:: Set task ::
In the lines below, find the one that contains "Parse this screenshot: output" and write it out exactly, along with every line that follows it.

:: Data shown ::

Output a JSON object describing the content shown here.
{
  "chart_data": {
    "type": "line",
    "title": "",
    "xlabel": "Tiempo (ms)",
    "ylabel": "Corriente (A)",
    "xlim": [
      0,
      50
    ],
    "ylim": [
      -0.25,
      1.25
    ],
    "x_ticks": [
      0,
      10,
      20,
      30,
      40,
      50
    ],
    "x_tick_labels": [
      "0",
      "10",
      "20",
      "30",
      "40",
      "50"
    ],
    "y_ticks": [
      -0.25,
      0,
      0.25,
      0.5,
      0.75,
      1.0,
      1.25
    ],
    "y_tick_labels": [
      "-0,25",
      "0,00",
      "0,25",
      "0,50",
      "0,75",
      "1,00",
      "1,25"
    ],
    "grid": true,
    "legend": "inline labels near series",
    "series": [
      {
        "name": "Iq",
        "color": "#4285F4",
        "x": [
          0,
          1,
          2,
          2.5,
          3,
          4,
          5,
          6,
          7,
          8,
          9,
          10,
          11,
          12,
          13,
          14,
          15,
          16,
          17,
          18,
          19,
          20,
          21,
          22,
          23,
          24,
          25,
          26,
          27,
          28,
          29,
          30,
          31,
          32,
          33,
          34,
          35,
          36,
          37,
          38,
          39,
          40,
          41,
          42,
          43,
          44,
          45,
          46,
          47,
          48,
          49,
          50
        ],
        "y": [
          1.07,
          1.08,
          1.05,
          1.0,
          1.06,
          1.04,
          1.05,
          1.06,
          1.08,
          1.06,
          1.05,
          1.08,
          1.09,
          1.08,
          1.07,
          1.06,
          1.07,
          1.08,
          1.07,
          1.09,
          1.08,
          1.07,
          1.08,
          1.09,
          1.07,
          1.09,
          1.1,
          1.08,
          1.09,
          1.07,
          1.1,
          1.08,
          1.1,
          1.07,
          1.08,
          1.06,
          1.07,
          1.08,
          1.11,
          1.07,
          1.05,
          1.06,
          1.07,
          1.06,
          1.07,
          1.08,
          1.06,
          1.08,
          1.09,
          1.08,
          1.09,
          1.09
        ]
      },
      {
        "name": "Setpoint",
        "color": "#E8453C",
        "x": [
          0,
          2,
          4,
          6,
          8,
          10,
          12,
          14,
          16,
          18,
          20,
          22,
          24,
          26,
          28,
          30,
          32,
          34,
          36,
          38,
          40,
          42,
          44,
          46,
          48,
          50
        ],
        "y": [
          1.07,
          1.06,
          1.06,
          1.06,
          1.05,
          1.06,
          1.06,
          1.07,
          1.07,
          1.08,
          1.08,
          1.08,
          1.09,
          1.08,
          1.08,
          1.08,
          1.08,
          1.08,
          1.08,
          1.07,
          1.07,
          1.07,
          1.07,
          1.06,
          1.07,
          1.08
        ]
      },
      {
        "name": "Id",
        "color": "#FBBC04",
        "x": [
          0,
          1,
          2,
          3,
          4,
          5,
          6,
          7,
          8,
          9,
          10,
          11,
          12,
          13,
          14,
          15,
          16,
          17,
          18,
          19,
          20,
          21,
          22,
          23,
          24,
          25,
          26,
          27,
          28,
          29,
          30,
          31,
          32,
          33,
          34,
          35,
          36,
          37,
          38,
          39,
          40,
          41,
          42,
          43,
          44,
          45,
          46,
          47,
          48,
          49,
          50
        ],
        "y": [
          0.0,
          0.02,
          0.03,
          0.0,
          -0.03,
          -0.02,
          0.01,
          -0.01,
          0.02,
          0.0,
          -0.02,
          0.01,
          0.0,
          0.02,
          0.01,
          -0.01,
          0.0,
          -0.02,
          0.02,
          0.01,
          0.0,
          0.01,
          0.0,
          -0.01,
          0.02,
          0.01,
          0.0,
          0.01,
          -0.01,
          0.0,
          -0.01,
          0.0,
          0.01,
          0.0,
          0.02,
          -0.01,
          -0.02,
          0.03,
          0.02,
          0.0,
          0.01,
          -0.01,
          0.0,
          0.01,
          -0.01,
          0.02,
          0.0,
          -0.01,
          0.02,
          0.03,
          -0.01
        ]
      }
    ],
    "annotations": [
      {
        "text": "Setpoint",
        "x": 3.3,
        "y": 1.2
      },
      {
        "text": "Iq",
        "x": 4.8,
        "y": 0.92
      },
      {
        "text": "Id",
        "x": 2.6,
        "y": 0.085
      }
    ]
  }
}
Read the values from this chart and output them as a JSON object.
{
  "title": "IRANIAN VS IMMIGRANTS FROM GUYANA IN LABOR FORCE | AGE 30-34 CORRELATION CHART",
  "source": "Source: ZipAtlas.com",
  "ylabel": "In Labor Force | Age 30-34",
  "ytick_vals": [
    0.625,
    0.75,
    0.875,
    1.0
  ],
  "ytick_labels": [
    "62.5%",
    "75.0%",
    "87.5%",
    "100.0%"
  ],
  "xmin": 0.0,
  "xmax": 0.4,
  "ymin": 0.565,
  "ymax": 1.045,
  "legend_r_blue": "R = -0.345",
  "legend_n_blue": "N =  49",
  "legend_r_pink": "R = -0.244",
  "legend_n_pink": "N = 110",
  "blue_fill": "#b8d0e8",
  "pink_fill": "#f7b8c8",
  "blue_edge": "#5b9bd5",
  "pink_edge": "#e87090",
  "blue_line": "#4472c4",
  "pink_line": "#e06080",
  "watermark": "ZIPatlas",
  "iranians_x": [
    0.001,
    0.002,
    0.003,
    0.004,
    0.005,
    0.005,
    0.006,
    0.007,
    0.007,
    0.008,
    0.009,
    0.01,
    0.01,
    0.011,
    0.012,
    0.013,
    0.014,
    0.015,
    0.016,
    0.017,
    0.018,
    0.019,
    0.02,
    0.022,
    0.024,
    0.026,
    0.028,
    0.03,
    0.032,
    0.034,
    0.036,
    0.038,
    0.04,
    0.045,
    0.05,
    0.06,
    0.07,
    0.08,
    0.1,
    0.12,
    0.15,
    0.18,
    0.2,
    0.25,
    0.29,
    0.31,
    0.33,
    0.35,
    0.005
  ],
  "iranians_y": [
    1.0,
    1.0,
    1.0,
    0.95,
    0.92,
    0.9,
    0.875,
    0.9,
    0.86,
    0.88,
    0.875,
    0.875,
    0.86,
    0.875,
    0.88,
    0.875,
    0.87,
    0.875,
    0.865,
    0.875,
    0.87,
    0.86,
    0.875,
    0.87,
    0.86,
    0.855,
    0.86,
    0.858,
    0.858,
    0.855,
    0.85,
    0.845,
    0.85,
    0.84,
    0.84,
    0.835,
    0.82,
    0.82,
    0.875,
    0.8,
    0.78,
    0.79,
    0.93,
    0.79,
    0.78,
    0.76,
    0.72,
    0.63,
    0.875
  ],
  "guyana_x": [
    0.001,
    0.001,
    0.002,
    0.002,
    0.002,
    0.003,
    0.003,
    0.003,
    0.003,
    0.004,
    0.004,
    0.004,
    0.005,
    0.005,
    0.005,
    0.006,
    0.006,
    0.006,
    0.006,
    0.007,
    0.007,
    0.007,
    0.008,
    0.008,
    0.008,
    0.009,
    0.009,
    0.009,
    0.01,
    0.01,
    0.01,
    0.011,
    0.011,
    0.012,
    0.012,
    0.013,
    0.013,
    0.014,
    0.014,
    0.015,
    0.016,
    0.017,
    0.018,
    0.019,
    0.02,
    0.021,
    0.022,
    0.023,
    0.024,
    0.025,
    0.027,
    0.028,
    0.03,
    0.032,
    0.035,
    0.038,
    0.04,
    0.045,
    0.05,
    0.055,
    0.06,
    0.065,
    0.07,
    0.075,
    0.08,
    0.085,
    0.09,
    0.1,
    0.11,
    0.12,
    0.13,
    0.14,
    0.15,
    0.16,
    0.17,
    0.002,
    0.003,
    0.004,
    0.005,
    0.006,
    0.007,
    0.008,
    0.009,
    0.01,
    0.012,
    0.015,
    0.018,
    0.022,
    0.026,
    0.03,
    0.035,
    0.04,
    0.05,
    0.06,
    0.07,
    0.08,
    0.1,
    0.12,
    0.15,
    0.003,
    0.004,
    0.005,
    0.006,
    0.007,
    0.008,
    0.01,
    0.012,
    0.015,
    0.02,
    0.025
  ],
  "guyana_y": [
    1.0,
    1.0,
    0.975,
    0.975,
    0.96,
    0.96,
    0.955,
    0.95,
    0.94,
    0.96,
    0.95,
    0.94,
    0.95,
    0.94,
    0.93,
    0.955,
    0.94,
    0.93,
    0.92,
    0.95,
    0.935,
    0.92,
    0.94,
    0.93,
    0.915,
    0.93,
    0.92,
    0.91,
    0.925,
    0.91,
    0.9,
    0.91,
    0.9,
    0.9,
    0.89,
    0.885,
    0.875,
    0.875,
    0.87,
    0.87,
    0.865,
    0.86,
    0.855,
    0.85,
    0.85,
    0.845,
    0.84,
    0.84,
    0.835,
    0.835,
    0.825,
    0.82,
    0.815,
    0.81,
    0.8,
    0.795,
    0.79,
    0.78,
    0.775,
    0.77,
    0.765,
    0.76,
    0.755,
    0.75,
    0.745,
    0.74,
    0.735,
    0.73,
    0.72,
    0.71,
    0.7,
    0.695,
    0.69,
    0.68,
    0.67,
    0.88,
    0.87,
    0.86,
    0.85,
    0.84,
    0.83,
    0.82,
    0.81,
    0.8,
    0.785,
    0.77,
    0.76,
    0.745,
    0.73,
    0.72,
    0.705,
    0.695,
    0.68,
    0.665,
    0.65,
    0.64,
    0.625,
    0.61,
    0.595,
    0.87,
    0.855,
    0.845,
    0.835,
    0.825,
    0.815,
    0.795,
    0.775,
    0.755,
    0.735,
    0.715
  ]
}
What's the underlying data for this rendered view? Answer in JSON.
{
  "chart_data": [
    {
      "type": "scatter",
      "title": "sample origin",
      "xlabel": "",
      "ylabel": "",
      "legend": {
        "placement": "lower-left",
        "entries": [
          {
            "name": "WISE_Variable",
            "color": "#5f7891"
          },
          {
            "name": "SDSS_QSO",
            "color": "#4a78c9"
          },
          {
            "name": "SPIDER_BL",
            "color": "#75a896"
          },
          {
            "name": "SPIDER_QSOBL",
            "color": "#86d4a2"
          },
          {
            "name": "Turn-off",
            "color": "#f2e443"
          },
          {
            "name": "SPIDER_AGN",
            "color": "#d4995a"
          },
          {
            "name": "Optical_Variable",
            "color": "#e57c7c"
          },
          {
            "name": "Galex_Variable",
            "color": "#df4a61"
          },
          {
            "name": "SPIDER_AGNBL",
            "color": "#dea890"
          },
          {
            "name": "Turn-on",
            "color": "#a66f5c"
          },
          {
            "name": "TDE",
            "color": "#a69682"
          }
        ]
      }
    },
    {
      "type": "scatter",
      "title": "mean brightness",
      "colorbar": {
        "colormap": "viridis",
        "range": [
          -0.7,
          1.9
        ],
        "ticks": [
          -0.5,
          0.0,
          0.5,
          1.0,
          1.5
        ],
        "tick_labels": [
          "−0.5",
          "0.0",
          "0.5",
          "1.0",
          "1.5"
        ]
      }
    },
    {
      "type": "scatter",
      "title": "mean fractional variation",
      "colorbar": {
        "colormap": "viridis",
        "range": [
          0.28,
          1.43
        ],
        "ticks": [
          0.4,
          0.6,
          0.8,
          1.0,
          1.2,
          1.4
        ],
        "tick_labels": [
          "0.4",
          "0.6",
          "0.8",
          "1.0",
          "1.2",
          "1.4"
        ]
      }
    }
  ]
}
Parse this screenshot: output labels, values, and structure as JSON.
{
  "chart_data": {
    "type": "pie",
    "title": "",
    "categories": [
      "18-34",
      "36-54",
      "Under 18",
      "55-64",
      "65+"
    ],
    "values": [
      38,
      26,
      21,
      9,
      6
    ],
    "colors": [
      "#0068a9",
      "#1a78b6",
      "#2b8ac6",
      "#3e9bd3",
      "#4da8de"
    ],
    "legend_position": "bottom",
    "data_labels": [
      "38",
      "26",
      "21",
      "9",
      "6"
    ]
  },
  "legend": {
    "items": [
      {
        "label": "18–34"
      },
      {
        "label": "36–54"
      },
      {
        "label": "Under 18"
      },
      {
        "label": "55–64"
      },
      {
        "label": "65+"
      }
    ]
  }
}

:: Full response ::
Parse this screenshot: output labels, values, and structure as JSON.
{
  "chart_data": {
    "type": "pie",
    "title": "",
    "categories": [
      "18-34",
      "36-54",
      "Under 18",
      "55-64",
      "65+"
    ],
    "values": [
      38,
      26,
      21,
      9,
      6
    ],
    "colors": [
      "#0068a9",
      "#1a78b6",
      "#2b8ac6",
      "#3e9bd3",
      "#4da8de"
    ],
    "legend_position": "bottom",
    "data_labels": [
      "38",
      "26",
      "21",
      "9",
      "6"
    ]
  },
  "legend": {
    "items": [
      {
        "label": "18–34"
      },
      {
        "label": "36–54"
      },
      {
        "label": "Under 18"
      },
      {
        "label": "55–64"
      },
      {
        "label": "65+"
      }
    ]
  }
}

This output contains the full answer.